> [Extrait]:
_ _ _

Quelques explications préliminaires sur les termes utilisés dans cet article :

  • Accord d'entreprise : ce peut être aussi un accord d'établissement ou de groupe. Il est signé entre l'employeur et les instances représentatives du personnel de l'entreprise ;
  • CCN : convention collective applicable à l'entreprise. Elle regroupe plusieurs accords signés par les organisations syndicales de salariés et les organisations patronales d'employeurs. Plusieurs CCN peuvent exister dans une même branche professionnelle. Elles peuvent ne pas être étendues et sont alors d'application obligatoire seulement pour les entreprises adhérentes de l'organisation patronale d'employeurs signataire ;
  • Accord de branche : accord de branche professionnelle ou interprofessionnel ou territorial ;
  • Tous ces accords ou conventions s'entendent ici comme collectifs, c'est-à-dire qu'ils concernent une ou plusieurs catégories de salariés et qu'ils ont fait l'objet d'une négociation entre syndicats de salariés et d'employeurs. Par exemple, un accord d'intéressement n'est pas collectif quand il est signé uniquement par l'employeur et ses salariés ;
  • Article de code rétabli : numéro d'article antérieurement abrogé ou transféré à un autre article et remis en fonction ;
  • Article nouveau : numéro d'article dont la teneur est entièrement nouvelle ou remplacée par la teneur d'un ancien numéro ;
  • Article créé : numéro d'article inexistant auparavant dans le code du travail.

Tous les articles en orange cités dans cet texte sont des articles du code du travail.
Les extraits d'articles du code du travail apparaissent en italique.
La date d'effet est le 10 août 2016 sauf quand un décret est attendu.

_ _ _

> [Informations fournies]:
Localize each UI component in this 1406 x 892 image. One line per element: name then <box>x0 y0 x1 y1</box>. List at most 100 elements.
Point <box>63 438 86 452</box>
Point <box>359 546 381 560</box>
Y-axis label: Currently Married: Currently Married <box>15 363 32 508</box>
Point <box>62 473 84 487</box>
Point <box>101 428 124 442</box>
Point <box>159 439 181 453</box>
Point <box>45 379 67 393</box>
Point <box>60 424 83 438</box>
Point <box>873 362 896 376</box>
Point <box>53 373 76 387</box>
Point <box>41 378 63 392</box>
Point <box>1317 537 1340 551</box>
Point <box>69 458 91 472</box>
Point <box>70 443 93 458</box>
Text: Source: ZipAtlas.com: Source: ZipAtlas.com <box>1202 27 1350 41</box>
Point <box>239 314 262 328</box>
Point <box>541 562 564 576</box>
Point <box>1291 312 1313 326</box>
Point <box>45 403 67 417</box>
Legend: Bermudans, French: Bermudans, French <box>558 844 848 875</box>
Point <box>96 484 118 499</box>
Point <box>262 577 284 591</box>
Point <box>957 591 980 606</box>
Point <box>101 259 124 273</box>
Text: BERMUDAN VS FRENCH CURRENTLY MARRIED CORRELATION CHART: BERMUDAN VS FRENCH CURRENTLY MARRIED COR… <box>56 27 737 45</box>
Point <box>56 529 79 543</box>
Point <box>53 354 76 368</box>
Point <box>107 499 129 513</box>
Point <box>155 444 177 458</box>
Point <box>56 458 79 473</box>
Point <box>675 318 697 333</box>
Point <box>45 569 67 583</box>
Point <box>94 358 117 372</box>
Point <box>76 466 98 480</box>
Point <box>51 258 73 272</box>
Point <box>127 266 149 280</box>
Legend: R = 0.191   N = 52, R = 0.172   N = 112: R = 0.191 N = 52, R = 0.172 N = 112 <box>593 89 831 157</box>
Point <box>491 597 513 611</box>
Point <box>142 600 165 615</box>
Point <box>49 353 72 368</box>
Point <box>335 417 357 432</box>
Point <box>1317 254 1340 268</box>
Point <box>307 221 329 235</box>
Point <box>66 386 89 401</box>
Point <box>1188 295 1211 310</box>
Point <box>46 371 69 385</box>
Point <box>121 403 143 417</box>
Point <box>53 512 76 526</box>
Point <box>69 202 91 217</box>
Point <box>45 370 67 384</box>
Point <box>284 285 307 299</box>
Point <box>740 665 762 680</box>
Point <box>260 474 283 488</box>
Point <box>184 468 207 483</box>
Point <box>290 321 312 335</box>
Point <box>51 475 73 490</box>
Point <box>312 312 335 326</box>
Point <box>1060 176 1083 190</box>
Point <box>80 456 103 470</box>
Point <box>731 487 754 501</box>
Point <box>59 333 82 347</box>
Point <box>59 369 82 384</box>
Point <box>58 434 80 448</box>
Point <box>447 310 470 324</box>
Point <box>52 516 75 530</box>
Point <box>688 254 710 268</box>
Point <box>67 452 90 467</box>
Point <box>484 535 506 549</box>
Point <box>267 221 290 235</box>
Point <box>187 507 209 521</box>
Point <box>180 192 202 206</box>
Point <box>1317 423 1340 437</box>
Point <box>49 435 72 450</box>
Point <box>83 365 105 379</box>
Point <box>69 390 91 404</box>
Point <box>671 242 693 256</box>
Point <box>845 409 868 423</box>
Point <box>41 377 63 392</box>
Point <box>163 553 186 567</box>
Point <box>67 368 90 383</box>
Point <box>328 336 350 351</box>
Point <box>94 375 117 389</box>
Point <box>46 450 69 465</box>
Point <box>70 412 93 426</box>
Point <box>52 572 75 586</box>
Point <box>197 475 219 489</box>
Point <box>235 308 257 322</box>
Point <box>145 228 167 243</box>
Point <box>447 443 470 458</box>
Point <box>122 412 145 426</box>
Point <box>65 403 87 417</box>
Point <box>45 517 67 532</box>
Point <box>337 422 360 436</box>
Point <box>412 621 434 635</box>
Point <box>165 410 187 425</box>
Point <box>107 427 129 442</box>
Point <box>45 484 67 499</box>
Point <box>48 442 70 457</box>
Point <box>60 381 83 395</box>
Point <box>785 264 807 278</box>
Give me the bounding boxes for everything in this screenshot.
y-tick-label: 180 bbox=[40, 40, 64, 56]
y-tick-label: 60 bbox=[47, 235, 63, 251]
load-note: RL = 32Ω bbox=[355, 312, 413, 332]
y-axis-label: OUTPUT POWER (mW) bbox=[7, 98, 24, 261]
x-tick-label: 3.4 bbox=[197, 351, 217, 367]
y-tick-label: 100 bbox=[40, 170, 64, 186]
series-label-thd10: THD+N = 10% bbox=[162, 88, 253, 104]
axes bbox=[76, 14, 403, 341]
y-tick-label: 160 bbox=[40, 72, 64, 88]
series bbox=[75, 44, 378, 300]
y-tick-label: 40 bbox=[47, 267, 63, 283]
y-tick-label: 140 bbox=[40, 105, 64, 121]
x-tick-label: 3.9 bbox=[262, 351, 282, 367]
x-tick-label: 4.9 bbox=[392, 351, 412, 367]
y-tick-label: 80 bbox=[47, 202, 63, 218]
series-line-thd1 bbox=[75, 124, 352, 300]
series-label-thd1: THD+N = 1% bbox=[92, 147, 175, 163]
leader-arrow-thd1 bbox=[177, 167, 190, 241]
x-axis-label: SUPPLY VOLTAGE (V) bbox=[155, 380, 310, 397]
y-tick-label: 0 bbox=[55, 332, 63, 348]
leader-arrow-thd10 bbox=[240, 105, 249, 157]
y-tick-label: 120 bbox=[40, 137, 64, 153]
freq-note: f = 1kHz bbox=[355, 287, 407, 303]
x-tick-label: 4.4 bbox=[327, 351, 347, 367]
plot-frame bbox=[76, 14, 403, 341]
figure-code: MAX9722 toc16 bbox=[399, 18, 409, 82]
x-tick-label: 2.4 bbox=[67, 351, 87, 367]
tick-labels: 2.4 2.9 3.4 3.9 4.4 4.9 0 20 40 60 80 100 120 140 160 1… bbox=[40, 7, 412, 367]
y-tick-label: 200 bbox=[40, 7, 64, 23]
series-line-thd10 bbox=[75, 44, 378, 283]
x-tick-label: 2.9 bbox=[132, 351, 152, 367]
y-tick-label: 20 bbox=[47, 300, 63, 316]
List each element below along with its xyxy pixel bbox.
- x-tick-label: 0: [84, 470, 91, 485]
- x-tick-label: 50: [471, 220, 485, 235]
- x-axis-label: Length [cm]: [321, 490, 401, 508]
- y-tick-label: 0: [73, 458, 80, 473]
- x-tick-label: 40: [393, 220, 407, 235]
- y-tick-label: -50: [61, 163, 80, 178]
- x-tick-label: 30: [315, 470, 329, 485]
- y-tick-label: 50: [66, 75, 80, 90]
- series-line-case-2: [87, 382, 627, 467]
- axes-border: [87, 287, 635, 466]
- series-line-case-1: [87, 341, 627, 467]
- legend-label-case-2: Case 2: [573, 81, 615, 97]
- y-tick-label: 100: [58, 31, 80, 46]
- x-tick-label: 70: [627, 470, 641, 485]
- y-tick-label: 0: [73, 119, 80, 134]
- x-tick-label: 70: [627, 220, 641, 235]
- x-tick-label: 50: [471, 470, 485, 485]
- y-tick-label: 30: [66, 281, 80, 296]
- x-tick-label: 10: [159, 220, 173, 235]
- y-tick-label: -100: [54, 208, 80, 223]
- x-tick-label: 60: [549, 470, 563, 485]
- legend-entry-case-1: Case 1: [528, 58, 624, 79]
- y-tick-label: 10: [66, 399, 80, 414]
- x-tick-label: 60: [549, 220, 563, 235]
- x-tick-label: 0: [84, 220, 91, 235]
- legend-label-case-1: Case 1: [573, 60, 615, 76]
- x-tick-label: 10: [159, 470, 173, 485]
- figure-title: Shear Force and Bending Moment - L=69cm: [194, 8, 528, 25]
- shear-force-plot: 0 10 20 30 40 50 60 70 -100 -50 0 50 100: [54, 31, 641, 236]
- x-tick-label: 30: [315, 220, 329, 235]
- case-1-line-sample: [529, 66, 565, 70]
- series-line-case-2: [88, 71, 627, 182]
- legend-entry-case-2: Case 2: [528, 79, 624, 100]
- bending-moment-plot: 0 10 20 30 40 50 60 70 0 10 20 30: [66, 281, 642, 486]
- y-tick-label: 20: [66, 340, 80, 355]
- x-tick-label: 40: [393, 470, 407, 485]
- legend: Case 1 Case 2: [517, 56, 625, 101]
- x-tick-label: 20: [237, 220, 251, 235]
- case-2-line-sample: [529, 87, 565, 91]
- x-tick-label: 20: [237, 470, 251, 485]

_ _ _

> [Demande]:
Pouvez-vous redonner mot pour mot tout le passage de l'extrait qui va de « Tous les articles » jusqu'à « apparaissent en italique. » ? Les items n'ont aucun lien avec l'extrait.

> [Réponse]:
Tous les articles en orange cités dans cet texte sont des articles du code du travail.
Les extraits d'articles du code du travail apparaissent en italique.